Chega de pieguices, dizia o meu pai, chega de pieguices. As pessoas a quem nunca morreu um amigo ponham o dedo no ar.
Acácio.
– Um dia publico as tuas cartas ameaçavas tu do meio dos berlindes. O pior é que ameaçavas a sério: cartas de rapazes em África e a tua mão, um segundo, no meu ombro. Um segundo apenas.

(...)
Achava-me desesperado e a sofrer mas senti tanto a tua amizade. E agora a caixa, o pano, o retrato, agora isto. Ao sair da igreja vieste comigo.
(...)
Quando o Henrique me segredou
Tenho uma notícia triste para ti
disse de imediato
– O Acácio?

== Dados armazenados ==

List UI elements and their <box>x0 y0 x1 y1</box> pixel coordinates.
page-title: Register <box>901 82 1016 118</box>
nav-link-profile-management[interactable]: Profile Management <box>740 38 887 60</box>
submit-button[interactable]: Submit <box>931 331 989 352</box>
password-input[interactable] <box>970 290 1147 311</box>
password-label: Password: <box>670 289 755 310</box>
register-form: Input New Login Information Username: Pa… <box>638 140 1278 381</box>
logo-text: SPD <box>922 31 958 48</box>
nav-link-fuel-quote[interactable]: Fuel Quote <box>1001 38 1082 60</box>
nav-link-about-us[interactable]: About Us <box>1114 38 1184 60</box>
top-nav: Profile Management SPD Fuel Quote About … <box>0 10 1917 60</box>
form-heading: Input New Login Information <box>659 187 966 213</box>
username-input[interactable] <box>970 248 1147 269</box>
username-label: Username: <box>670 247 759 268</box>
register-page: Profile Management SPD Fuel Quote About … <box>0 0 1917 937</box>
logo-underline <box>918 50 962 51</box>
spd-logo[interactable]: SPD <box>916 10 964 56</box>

== Objetivos ==
a – Verta para o inglês esta frase do trecho: "Achava-me desesperado e a sofrer mas senti tanto a tua amizade."
b – Reproduza do trecho, sem alterações, tudo o que vai de "Chega de pieguices, dizia" até "igreja vieste comigo.".
Baseie-se exclusivamente no trecho.

== Soluções completas ==
a – I was in despair and suffering, but I felt your friendship so deeply.

b –
Chega de pieguices, dizia o meu pai, chega de pieguices. As pessoas a quem nunca morreu um amigo ponham o dedo no ar.
Acácio.
– Um dia publico as tuas cartas ameaçavas tu do meio dos berlindes. O pior é que ameaçavas a sério: cartas de rapazes em África e a tua mão, um segundo, no meu ombro. Um segundo apenas.

(...)
Achava-me desesperado e a sofrer mas senti tanto a tua amizade. E agora a caixa, o pano, o retrato, agora isto. Ao sair da igreja vieste comigo.